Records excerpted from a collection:
# # #

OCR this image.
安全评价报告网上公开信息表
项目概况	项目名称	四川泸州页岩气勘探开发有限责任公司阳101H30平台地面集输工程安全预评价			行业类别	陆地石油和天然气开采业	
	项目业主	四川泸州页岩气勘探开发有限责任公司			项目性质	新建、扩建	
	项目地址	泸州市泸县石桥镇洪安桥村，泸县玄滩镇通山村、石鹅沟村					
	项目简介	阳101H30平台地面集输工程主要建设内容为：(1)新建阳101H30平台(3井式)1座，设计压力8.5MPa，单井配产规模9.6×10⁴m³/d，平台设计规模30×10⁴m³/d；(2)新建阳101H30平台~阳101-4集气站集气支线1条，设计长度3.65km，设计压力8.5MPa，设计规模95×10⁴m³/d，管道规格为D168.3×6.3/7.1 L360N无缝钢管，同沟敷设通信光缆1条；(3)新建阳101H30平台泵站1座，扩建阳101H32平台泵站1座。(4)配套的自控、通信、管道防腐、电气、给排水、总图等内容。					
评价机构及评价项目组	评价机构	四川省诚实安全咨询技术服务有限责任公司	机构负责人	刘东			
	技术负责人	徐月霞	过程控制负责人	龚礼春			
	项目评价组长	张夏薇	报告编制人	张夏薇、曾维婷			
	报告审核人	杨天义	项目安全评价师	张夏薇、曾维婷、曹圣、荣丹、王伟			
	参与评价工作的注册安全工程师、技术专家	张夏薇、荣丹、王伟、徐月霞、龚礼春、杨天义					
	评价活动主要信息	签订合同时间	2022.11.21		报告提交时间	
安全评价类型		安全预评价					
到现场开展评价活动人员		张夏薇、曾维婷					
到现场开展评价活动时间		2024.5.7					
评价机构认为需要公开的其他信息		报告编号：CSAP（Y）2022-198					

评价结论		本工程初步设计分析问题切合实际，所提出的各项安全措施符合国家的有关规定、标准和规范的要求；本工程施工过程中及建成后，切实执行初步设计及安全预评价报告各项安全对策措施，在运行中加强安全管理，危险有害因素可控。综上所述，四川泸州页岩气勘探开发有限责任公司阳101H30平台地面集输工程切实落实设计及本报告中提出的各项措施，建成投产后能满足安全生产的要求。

# # #

» EXERCISE AIM
Write out every line of the records exactly.

» RESPONSE
OCR this image.
安全评价报告网上公开信息表
项目概况	项目名称	四川泸州页岩气勘探开发有限责任公司阳101H30平台地面集输工程安全预评价			行业类别	陆地石油和天然气开采业	
	项目业主	四川泸州页岩气勘探开发有限责任公司			项目性质	新建、扩建	
	项目地址	泸州市泸县石桥镇洪安桥村，泸县玄滩镇通山村、石鹅沟村					
	项目简介	阳101H30平台地面集输工程主要建设内容为：(1)新建阳101H30平台(3井式)1座，设计压力8.5MPa，单井配产规模9.6×10⁴m³/d，平台设计规模30×10⁴m³/d；(2)新建阳101H30平台~阳101-4集气站集气支线1条，设计长度3.65km，设计压力8.5MPa，设计规模95×10⁴m³/d，管道规格为D168.3×6.3/7.1 L360N无缝钢管，同沟敷设通信光缆1条；(3)新建阳101H30平台泵站1座，扩建阳101H32平台泵站1座。(4)配套的自控、通信、管道防腐、电气、给排水、总图等内容。					
评价机构及评价项目组	评价机构	四川省诚实安全咨询技术服务有限责任公司	机构负责人	刘东			
	技术负责人	徐月霞	过程控制负责人	龚礼春			
	项目评价组长	张夏薇	报告编制人	张夏薇、曾维婷			
	报告审核人	杨天义	项目安全评价师	张夏薇、曾维婷、曹圣、荣丹、王伟			
	参与评价工作的注册安全工程师、技术专家	张夏薇、荣丹、王伟、徐月霞、龚礼春、杨天义					
	评价活动主要信息	签订合同时间	2022.11.21		报告提交时间	
安全评价类型		安全预评价					
到现场开展评价活动人员		张夏薇、曾维婷					
到现场开展评价活动时间		2024.5.7					
评价机构认为需要公开的其他信息		报告编号：CSAP（Y）2022-198					

评价结论		本工程初步设计分析问题切合实际，所提出的各项安全措施符合国家的有关规定、标准和规范的要求；本工程施工过程中及建成后，切实执行初步设计及安全预评价报告各项安全对策措施，在运行中加强安全管理，危险有害因素可控。综上所述，四川泸州页岩气勘探开发有限责任公司阳101H30平台地面集输工程切实落实设计及本报告中提出的各项措施，建成投产后能满足安全生产的要求。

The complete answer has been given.